[Extracts from a graphics dataset]
>>>
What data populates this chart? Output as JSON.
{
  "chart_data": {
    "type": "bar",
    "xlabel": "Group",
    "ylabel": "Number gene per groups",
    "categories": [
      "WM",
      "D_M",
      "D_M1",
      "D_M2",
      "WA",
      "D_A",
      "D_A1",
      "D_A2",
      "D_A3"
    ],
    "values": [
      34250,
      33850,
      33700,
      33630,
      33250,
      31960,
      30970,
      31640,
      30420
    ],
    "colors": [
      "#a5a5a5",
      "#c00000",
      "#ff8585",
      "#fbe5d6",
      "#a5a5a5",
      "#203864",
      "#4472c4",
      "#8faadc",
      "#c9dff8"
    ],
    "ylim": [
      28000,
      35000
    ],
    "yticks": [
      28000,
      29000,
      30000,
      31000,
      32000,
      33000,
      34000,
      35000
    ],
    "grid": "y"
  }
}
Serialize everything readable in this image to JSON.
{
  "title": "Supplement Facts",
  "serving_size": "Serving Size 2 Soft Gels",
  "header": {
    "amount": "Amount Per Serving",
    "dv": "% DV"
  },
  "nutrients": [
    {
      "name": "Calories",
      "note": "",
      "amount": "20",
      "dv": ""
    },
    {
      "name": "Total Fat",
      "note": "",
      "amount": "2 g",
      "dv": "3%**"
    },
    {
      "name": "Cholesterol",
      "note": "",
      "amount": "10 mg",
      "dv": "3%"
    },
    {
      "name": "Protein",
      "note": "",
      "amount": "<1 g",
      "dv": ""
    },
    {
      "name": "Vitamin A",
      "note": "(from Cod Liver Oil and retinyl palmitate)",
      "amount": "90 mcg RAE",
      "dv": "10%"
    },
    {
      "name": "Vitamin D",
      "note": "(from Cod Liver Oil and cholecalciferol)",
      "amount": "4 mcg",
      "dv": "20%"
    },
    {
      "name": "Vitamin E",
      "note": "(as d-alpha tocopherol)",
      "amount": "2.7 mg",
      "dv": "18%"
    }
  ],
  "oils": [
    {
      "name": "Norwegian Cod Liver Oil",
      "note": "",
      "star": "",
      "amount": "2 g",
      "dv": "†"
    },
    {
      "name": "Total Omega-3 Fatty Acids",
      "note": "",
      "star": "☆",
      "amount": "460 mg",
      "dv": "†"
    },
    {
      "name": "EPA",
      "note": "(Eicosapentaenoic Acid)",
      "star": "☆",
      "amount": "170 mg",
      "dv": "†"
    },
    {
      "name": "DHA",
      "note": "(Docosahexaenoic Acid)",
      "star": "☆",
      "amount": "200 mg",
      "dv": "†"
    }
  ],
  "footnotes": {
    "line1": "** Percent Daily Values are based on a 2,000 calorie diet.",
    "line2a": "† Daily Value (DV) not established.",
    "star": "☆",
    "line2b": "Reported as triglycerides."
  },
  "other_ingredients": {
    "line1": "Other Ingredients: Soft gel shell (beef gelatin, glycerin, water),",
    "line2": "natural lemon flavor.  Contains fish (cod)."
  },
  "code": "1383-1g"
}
<<<
## ABOUT THIS EXERCISE:
Only the number should be given: the count of lines in the entries that contain the string "Serving".

## SOLUTION:
2